▶ _INPUT ROWS_:
--- Start ---

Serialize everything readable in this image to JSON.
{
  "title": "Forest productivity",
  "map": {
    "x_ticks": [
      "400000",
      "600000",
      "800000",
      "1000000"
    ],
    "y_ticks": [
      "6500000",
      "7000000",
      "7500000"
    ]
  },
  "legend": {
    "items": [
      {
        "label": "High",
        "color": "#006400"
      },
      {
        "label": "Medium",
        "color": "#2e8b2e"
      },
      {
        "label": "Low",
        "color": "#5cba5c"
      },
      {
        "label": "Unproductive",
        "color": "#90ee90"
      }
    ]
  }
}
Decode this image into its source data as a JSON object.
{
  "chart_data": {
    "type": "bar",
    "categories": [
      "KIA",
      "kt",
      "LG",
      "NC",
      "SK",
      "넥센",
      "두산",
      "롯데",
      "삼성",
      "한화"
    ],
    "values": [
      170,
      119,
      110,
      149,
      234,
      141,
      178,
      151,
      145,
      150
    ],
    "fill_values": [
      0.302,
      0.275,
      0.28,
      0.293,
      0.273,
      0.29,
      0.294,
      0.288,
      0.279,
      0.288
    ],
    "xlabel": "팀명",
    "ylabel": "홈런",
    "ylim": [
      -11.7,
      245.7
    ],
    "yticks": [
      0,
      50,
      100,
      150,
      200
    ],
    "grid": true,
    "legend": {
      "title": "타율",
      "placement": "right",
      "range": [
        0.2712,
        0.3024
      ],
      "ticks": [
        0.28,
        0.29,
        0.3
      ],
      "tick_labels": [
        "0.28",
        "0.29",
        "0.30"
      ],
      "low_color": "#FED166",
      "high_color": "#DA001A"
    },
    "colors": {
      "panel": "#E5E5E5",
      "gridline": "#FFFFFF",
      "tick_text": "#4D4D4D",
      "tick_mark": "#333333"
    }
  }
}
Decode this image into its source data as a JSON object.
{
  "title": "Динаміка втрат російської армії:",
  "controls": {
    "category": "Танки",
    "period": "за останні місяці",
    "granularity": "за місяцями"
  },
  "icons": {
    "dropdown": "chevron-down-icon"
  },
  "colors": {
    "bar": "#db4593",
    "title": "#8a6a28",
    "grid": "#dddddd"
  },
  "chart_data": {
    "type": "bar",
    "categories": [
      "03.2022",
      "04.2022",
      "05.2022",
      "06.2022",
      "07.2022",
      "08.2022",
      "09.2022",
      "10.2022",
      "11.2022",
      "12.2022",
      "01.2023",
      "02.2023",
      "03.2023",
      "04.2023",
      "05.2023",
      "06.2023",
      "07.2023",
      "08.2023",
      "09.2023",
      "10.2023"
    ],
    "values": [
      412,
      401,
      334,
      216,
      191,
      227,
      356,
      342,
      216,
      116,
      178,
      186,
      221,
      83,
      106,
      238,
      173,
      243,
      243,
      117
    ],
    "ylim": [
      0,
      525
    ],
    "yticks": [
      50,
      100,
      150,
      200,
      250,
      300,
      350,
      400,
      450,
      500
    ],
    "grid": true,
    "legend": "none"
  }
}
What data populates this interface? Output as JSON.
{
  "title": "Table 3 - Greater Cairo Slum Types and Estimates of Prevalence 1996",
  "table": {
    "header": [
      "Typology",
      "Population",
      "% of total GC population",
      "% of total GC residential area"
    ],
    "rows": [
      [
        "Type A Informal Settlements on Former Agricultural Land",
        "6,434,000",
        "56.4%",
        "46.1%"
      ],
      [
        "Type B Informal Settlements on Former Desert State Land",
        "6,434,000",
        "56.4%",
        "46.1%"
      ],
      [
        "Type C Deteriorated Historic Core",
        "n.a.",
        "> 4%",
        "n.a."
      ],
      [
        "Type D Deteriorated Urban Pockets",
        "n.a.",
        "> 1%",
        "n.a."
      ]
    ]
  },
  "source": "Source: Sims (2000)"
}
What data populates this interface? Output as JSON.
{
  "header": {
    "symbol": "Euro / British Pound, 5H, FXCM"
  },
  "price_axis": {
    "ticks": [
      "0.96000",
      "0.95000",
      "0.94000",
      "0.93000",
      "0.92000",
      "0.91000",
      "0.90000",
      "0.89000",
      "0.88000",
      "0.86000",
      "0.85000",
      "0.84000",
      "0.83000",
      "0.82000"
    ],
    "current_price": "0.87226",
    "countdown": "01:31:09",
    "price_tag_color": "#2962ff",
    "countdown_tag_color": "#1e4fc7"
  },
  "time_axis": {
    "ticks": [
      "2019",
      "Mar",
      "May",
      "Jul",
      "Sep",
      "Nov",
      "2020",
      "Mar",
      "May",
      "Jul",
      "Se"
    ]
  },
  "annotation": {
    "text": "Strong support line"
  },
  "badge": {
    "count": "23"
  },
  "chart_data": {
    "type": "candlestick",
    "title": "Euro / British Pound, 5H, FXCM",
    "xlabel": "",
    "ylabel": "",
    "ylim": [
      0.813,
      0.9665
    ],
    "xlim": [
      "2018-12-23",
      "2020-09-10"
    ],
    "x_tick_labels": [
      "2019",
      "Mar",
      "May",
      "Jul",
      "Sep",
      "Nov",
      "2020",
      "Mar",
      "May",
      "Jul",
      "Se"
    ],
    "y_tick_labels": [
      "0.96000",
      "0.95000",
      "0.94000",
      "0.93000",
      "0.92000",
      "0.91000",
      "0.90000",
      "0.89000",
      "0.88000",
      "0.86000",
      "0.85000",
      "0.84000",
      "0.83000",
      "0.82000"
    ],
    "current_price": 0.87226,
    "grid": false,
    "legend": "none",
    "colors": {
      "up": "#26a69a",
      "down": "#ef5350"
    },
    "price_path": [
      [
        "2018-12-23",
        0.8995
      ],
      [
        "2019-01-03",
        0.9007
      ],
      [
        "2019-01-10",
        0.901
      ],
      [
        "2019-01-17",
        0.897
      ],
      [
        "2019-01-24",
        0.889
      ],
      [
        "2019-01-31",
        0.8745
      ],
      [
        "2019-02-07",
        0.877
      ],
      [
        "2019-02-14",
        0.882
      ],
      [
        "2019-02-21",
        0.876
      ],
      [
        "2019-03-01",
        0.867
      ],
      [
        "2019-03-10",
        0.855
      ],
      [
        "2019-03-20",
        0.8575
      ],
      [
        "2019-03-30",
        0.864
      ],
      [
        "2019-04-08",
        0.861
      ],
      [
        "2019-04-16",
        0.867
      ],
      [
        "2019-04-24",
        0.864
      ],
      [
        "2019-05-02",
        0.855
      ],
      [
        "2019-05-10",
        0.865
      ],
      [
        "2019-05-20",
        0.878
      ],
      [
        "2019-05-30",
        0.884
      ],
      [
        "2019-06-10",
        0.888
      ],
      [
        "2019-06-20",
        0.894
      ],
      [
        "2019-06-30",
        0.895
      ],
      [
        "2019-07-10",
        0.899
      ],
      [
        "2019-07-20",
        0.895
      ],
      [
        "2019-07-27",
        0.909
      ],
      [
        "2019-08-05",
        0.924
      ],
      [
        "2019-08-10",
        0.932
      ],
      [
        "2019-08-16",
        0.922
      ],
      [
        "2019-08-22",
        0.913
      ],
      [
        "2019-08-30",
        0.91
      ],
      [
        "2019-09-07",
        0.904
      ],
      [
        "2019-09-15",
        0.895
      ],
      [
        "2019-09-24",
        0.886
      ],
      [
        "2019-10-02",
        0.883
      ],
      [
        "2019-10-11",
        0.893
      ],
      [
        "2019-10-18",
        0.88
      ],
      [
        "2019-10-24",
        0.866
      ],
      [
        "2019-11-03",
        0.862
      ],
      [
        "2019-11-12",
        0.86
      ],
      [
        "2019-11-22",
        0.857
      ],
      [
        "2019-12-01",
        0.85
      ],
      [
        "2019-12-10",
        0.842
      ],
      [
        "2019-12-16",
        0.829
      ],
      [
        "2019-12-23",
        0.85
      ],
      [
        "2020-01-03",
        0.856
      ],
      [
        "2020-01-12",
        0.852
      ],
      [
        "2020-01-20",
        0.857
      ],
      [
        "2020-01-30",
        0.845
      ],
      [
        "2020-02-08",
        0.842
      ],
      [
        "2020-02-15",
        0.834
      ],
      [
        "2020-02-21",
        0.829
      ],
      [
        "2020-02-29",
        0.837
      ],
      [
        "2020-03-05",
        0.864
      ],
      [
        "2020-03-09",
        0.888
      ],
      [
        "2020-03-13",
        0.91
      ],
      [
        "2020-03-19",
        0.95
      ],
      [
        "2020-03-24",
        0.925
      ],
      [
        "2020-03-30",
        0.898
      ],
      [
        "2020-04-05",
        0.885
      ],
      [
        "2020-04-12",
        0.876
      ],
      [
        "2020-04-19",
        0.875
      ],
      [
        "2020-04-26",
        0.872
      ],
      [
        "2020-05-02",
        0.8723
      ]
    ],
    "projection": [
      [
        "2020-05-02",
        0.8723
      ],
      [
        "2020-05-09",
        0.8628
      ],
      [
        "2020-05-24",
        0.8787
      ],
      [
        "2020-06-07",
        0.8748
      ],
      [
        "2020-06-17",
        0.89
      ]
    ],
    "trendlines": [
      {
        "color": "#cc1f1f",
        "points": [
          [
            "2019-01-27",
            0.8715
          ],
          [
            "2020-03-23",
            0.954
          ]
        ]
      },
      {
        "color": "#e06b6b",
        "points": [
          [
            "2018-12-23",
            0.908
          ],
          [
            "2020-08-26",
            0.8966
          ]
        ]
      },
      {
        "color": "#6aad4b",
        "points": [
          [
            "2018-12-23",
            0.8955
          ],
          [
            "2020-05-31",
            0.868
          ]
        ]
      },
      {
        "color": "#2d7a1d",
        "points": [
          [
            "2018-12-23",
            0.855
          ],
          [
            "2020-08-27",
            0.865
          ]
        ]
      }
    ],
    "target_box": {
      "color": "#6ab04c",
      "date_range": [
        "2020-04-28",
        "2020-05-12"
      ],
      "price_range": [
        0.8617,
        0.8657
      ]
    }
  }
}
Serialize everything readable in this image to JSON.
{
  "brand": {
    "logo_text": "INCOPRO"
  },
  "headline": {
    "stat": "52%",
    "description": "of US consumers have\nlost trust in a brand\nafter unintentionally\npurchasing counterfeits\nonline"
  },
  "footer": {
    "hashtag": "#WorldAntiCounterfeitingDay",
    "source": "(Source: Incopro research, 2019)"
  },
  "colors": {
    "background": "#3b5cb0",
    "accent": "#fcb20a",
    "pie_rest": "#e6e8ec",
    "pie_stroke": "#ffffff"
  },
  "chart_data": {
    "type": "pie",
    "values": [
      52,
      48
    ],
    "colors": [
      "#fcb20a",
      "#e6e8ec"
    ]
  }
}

--- End ---

▶ _WHAT THE EXERCISE ASKS_: State the number of lines in the records that contain the string "title", and nothing more.

▶ _ANSWER FOR THE TASK_: 6